begin

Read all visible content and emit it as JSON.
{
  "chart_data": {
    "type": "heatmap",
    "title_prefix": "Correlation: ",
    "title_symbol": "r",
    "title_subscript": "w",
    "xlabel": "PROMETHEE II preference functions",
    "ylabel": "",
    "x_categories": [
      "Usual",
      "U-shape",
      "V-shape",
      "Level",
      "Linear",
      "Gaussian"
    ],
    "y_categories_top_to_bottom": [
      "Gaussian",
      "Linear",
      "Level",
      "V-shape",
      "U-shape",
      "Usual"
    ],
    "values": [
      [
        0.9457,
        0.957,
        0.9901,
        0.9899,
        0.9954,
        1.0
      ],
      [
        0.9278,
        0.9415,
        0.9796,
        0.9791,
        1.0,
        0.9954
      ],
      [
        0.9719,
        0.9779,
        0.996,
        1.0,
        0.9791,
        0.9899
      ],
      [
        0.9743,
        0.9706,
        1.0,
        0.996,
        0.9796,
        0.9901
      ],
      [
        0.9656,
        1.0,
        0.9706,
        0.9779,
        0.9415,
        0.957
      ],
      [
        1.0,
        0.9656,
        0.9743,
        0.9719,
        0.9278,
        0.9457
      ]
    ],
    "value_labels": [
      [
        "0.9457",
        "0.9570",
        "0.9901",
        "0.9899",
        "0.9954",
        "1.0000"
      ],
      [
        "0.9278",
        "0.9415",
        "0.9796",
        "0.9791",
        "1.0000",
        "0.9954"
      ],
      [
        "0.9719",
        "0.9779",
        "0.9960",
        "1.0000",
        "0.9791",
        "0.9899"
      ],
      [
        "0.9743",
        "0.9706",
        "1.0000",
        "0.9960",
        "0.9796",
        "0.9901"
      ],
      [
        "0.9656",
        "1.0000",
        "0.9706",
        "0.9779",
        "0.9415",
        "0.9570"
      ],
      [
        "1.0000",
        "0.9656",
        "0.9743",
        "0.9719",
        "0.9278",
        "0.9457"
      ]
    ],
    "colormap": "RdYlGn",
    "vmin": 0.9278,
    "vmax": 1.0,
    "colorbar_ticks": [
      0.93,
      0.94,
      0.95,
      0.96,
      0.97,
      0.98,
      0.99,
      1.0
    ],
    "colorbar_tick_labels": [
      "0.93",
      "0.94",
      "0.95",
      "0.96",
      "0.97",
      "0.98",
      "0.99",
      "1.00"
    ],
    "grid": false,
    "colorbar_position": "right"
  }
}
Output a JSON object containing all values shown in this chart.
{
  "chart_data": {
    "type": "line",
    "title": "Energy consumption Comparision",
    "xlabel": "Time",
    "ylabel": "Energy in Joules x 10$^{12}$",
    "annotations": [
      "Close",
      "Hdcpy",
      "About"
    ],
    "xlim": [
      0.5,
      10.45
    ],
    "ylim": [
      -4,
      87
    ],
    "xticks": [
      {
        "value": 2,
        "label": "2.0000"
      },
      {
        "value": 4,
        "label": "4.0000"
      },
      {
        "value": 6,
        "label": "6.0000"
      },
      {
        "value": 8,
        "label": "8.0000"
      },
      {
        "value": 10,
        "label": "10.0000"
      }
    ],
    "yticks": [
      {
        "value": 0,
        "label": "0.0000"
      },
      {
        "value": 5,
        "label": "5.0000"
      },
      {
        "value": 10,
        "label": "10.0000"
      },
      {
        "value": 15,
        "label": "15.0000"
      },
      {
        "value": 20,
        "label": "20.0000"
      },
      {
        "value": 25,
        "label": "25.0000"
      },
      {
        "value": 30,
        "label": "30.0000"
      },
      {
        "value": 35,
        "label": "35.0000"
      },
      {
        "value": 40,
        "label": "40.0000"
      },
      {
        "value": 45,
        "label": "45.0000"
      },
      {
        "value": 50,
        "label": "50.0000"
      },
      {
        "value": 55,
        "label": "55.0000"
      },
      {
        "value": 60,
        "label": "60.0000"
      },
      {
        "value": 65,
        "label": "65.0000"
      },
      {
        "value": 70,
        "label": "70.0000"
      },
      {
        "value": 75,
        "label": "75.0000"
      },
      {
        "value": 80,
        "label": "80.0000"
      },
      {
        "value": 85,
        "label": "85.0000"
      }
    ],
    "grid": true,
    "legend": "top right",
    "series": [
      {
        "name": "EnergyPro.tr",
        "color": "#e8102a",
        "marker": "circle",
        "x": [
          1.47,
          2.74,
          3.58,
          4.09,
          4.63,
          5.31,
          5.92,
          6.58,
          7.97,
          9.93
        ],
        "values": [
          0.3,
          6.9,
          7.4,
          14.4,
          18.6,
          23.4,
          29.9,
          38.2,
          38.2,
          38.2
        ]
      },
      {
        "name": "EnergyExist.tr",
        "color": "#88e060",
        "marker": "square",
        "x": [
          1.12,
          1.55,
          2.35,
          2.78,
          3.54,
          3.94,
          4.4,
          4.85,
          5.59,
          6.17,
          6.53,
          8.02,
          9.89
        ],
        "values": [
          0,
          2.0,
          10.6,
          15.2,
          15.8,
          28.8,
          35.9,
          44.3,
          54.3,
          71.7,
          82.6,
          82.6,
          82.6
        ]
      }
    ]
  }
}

end

Objective >> Extract all the material, leaving every line as it is.

Exercise result >>
Read all visible content and emit it as JSON.
{
  "chart_data": {
    "type": "heatmap",
    "title_prefix": "Correlation: ",
    "title_symbol": "r",
    "title_subscript": "w",
    "xlabel": "PROMETHEE II preference functions",
    "ylabel": "",
    "x_categories": [
      "Usual",
      "U-shape",
      "V-shape",
      "Level",
      "Linear",
      "Gaussian"
    ],
    "y_categories_top_to_bottom": [
      "Gaussian",
      "Linear",
      "Level",
      "V-shape",
      "U-shape",
      "Usual"
    ],
    "values": [
      [
        0.9457,
        0.957,
        0.9901,
        0.9899,
        0.9954,
        1.0
      ],
      [
        0.9278,
        0.9415,
        0.9796,
        0.9791,
        1.0,
        0.9954
      ],
      [
        0.9719,
        0.9779,
        0.996,
        1.0,
        0.9791,
        0.9899
      ],
      [
        0.9743,
        0.9706,
        1.0,
        0.996,
        0.9796,
        0.9901
      ],
      [
        0.9656,
        1.0,
        0.9706,
        0.9779,
        0.9415,
        0.957
      ],
      [
        1.0,
        0.9656,
        0.9743,
        0.9719,
        0.9278,
        0.9457
      ]
    ],
    "value_labels": [
      [
        "0.9457",
        "0.9570",
        "0.9901",
        "0.9899",
        "0.9954",
        "1.0000"
      ],
      [
        "0.9278",
        "0.9415",
        "0.9796",
        "0.9791",
        "1.0000",
        "0.9954"
      ],
      [
        "0.9719",
        "0.9779",
        "0.9960",
        "1.0000",
        "0.9791",
        "0.9899"
      ],
      [
        "0.9743",
        "0.9706",
        "1.0000",
        "0.9960",
        "0.9796",
        "0.9901"
      ],
      [
        "0.9656",
        "1.0000",
        "0.9706",
        "0.9779",
        "0.9415",
        "0.9570"
      ],
      [
        "1.0000",
        "0.9656",
        "0.9743",
        "0.9719",
        "0.9278",
        "0.9457"
      ]
    ],
    "colormap": "RdYlGn",
    "vmin": 0.9278,
    "vmax": 1.0,
    "colorbar_ticks": [
      0.93,
      0.94,
      0.95,
      0.96,
      0.97,
      0.98,
      0.99,
      1.0
    ],
    "colorbar_tick_labels": [
      "0.93",
      "0.94",
      "0.95",
      "0.96",
      "0.97",
      "0.98",
      "0.99",
      "1.00"
    ],
    "grid": false,
    "colorbar_position": "right"
  }
}
Output a JSON object containing all values shown in this chart.
{
  "chart_data": {
    "type": "line",
    "title": "Energy consumption Comparision",
    "xlabel": "Time",
    "ylabel": "Energy in Joules x 10$^{12}$",
    "annotations": [
      "Close",
      "Hdcpy",
      "About"
    ],
    "xlim": [
      0.5,
      10.45
    ],
    "ylim": [
      -4,
      87
    ],
    "xticks": [
      {
        "value": 2,
        "label": "2.0000"
      },
      {
        "value": 4,
        "label": "4.0000"
      },
      {
        "value": 6,
        "label": "6.0000"
      },
      {
        "value": 8,
        "label": "8.0000"
      },
      {
        "value": 10,
        "label": "10.0000"
      }
    ],
    "yticks": [
      {
        "value": 0,
        "label": "0.0000"
      },
      {
        "value": 5,
        "label": "5.0000"
      },
      {
        "value": 10,
        "label": "10.0000"
      },
      {
        "value": 15,
        "label": "15.0000"
      },
      {
        "value": 20,
        "label": "20.0000"
      },
      {
        "value": 25,
        "label": "25.0000"
      },
      {
        "value": 30,
        "label": "30.0000"
      },
      {
        "value": 35,
        "label": "35.0000"
      },
      {
        "value": 40,
        "label": "40.0000"
      },
      {
        "value": 45,
        "label": "45.0000"
      },
      {
        "value": 50,
        "label": "50.0000"
      },
      {
        "value": 55,
        "label": "55.0000"
      },
      {
        "value": 60,
        "label": "60.0000"
      },
      {
        "value": 65,
        "label": "65.0000"
      },
      {
        "value": 70,
        "label": "70.0000"
      },
      {
        "value": 75,
        "label": "75.0000"
      },
      {
        "value": 80,
        "label": "80.0000"
      },
      {
        "value": 85,
        "label": "85.0000"
      }
    ],
    "grid": true,
    "legend": "top right",
    "series": [
      {
        "name": "EnergyPro.tr",
        "color": "#e8102a",
        "marker": "circle",
        "x": [
          1.47,
          2.74,
          3.58,
          4.09,
          4.63,
          5.31,
          5.92,
          6.58,
          7.97,
          9.93
        ],
        "values": [
          0.3,
          6.9,
          7.4,
          14.4,
          18.6,
          23.4,
          29.9,
          38.2,
          38.2,
          38.2
        ]
      },
      {
        "name": "EnergyExist.tr",
        "color": "#88e060",
        "marker": "square",
        "x": [
          1.12,
          1.55,
          2.35,
          2.78,
          3.54,
          3.94,
          4.4,
          4.85,
          5.59,
          6.17,
          6.53,
          8.02,
          9.89
        ],
        "values": [
          0,
          2.0,
          10.6,
          15.2,
          15.8,
          28.8,
          35.9,
          44.3,
          54.3,
          71.7,
          82.6,
          82.6,
          82.6
        ]
      }
    ]
  }
}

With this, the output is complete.